Dataset excerpts:
====

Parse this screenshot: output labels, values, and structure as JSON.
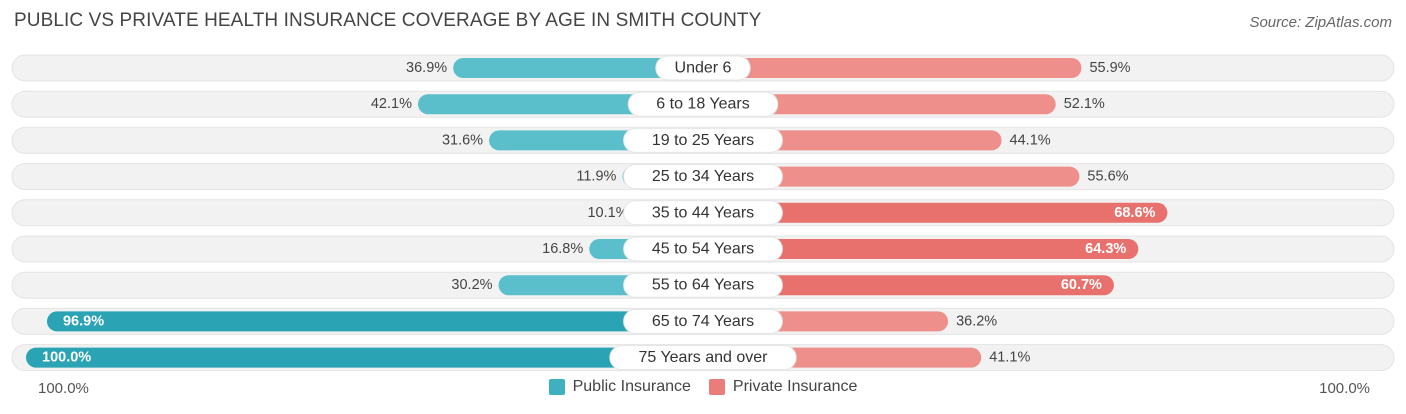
{
  "title": "PUBLIC VS PRIVATE HEALTH INSURANCE COVERAGE BY AGE IN SMITH COUNTY",
  "source": "Source: ZipAtlas.com",
  "footer": {
    "left_label": "100.0%",
    "right_label": "100.0%"
  },
  "colors": {
    "public": "#5bbfcb",
    "public_dark": "#2aa3b4",
    "private": "#ee8f8c",
    "private_dark": "#e8716d",
    "track": "#f2f2f2"
  },
  "legend": [
    {
      "label": "Public Insurance",
      "color": "#3fb0c0"
    },
    {
      "label": "Private Insurance",
      "color": "#ea7d79"
    }
  ],
  "chart_data": {
    "type": "bar",
    "orientation": "horizontal-diverging",
    "categories": [
      "Under 6",
      "6 to 18 Years",
      "19 to 25 Years",
      "25 to 34 Years",
      "35 to 44 Years",
      "45 to 54 Years",
      "55 to 64 Years",
      "65 to 74 Years",
      "75 Years and over"
    ],
    "series": [
      {
        "name": "Public Insurance",
        "values": [
          36.9,
          42.1,
          31.6,
          11.9,
          10.1,
          16.8,
          30.2,
          96.9,
          100.0
        ],
        "labels": [
          "36.9%",
          "42.1%",
          "31.6%",
          "11.9%",
          "10.1%",
          "16.8%",
          "30.2%",
          "96.9%",
          "100.0%"
        ]
      },
      {
        "name": "Private Insurance",
        "values": [
          55.9,
          52.1,
          44.1,
          55.6,
          68.6,
          64.3,
          60.7,
          36.2,
          41.1
        ],
        "labels": [
          "55.9%",
          "52.1%",
          "44.1%",
          "55.6%",
          "68.6%",
          "64.3%",
          "60.7%",
          "36.2%",
          "41.1%"
        ]
      }
    ],
    "xlim": [
      0,
      100
    ],
    "legend_position": "bottom-center"
  }
}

====

Output the full set of records above without changing a word, and drop the images.

Parse this screenshot: output labels, values, and structure as JSON.
{
  "title": "PUBLIC VS PRIVATE HEALTH INSURANCE COVERAGE BY AGE IN SMITH COUNTY",
  "source": "Source: ZipAtlas.com",
  "footer": {
    "left_label": "100.0%",
    "right_label": "100.0%"
  },
  "colors": {
    "public": "#5bbfcb",
    "public_dark": "#2aa3b4",
    "private": "#ee8f8c",
    "private_dark": "#e8716d",
    "track": "#f2f2f2"
  },
  "legend": [
    {
      "label": "Public Insurance",
      "color": "#3fb0c0"
    },
    {
      "label": "Private Insurance",
      "color": "#ea7d79"
    }
  ],
  "chart_data": {
    "type": "bar",
    "orientation": "horizontal-diverging",
    "categories": [
      "Under 6",
      "6 to 18 Years",
      "19 to 25 Years",
      "25 to 34 Years",
      "35 to 44 Years",
      "45 to 54 Years",
      "55 to 64 Years",
      "65 to 74 Years",
      "75 Years and over"
    ],
    "series": [
      {
        "name": "Public Insurance",
        "values": [
          36.9,
          42.1,
          31.6,
          11.9,
          10.1,
          16.8,
          30.2,
          96.9,
          100.0
        ],
        "labels": [
          "36.9%",
          "42.1%",
          "31.6%",
          "11.9%",
          "10.1%",
          "16.8%",
          "30.2%",
          "96.9%",
          "100.0%"
        ]
      },
      {
        "name": "Private Insurance",
        "values": [
          55.9,
          52.1,
          44.1,
          55.6,
          68.6,
          64.3,
          60.7,
          36.2,
          41.1
        ],
        "labels": [
          "55.9%",
          "52.1%",
          "44.1%",
          "55.6%",
          "68.6%",
          "64.3%",
          "60.7%",
          "36.2%",
          "41.1%"
        ]
      }
    ],
    "xlim": [
      0,
      100
    ],
    "legend_position": "bottom-center"
  }
}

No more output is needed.